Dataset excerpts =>
* * *

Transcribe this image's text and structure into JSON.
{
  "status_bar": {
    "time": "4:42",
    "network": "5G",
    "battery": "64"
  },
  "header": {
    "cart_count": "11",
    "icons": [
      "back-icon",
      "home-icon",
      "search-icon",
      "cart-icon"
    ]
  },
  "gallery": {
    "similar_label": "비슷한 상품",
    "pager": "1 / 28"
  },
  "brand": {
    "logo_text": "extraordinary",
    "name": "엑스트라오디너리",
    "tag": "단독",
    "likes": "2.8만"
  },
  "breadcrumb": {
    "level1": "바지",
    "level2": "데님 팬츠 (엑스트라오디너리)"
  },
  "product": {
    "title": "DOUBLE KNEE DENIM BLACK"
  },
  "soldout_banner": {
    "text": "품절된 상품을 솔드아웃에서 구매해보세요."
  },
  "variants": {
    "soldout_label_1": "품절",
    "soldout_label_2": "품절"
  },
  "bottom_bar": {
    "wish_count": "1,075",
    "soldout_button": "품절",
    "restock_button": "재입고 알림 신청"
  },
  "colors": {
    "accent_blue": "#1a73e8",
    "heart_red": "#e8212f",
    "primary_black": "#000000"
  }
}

* * *

Exercise brief => Retype all of the material, keeping each line exact.

The completed task =>
Transcribe this image's text and structure into JSON.
{
  "status_bar": {
    "time": "4:42",
    "network": "5G",
    "battery": "64"
  },
  "header": {
    "cart_count": "11",
    "icons": [
      "back-icon",
      "home-icon",
      "search-icon",
      "cart-icon"
    ]
  },
  "gallery": {
    "similar_label": "비슷한 상품",
    "pager": "1 / 28"
  },
  "brand": {
    "logo_text": "extraordinary",
    "name": "엑스트라오디너리",
    "tag": "단독",
    "likes": "2.8만"
  },
  "breadcrumb": {
    "level1": "바지",
    "level2": "데님 팬츠 (엑스트라오디너리)"
  },
  "product": {
    "title": "DOUBLE KNEE DENIM BLACK"
  },
  "soldout_banner": {
    "text": "품절된 상품을 솔드아웃에서 구매해보세요."
  },
  "variants": {
    "soldout_label_1": "품절",
    "soldout_label_2": "품절"
  },
  "bottom_bar": {
    "wish_count": "1,075",
    "soldout_button": "품절",
    "restock_button": "재입고 알림 신청"
  },
  "colors": {
    "accent_blue": "#1a73e8",
    "heart_red": "#e8212f",
    "primary_black": "#000000"
  }
}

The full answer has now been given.